SUPPLIED TEXT:

= Beginning of Section =

Vax system set to deliver
Australian researchers have developed new technology to deliver vaccines for more cheaply and efficiently.
The new approach has taken the world’s first and most successful vaccine against small pox - genetically altered it to improve its safety and efficacy - and created a new vaccine platform able to deliver multiple antigens to guard against serious infectious diseases, including the mosquito-borne zika and chikungunya viruses.
The new vaccine has been tested in preclinical proof of concept studies and been shown to provide protection against Chikungunya infection and its virus-induced complications and Zika virus – importantly preventing transmission of the virus to the foetus in pregnancy and also persistent infection of the testis.
Details of the new technique have been published in the journal Nature Communications.
“We have now proved this is a very effective delivery vehicle for a vaccine protecting against multiple infectious diseases,” says UniSA researcher Professor John Hayball says.
“Working together, we will continue to explore the potential of this platform to deliver multiple disease vaccines.
“This work puts us well on the way to delivering health benefits to millions of people around the world by providing more effective and accessible vaccines.
“The potential applications of this Australian research for a range of diseases and other conditions is enormous.”
The project was undertaken in partnership with Sementis using Chinese Hamster Ovary (CHO) cells, which are routinely used for large scale manufacturing of biopharmaceuticals.
Sementis chair Maurice O'Shannassy says the production of a viral-vectored vaccine in a CHO cell substrate is a game-changer in terms of the improved economics of vaccine production and providing vaccines on a global scale.
“Previous vaccinia-based vaccine vector systems have used chicken embryo fibroblasts for manufacture, which is associated with a number of manufacturing and safety issues,” he says.
“Being able to manufacture a vectored vaccine using CHO cells is a world first and offers a number of advantages in the event of an outbreak, including rapid manufacture scale-up and cold chain (refrigeration) independent distribution capacity.”

= End of Section =

WHAT IS EXPECTED:
Reproduce the vaccine article word for word, starting at "Details of the" and stopping after "John Hayball says.".

INFORMATION SUPPLIED:

= Beginning of Section =

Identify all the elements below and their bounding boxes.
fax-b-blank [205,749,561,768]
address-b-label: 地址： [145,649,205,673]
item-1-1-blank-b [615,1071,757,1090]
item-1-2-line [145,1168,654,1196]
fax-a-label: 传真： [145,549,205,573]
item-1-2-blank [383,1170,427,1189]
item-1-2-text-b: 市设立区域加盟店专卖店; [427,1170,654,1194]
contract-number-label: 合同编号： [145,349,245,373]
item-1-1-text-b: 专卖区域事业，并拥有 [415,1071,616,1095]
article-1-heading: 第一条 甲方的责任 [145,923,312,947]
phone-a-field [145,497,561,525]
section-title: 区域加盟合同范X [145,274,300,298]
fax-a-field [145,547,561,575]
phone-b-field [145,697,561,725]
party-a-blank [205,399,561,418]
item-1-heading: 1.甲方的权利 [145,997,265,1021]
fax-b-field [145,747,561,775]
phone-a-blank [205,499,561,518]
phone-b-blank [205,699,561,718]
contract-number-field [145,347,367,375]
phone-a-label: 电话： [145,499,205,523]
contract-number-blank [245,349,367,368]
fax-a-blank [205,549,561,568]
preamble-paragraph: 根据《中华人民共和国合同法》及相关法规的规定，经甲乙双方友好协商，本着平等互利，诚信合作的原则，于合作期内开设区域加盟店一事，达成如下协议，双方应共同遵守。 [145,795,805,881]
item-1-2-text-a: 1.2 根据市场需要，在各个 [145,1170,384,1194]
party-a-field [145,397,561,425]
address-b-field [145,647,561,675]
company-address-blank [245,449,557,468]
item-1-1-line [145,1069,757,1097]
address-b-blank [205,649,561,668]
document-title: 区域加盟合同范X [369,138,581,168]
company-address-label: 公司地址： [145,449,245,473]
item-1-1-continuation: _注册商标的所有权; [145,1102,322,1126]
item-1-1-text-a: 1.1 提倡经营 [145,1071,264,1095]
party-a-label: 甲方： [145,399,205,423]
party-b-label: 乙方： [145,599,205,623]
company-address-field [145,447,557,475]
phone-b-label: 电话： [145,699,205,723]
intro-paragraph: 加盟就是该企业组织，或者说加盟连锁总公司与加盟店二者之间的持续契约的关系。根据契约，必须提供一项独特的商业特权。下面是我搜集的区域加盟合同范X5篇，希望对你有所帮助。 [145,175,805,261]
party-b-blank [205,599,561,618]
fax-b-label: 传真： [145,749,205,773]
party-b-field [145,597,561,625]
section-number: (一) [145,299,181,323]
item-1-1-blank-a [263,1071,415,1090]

= End of Section =

ANSWER SPACE:
Details of the new technique have been published in the journal Nature Communications.
“We have now proved this is a very effective delivery vehicle for a vaccine protecting against multiple infectious diseases,” says UniSA researcher Professor John Hayball says.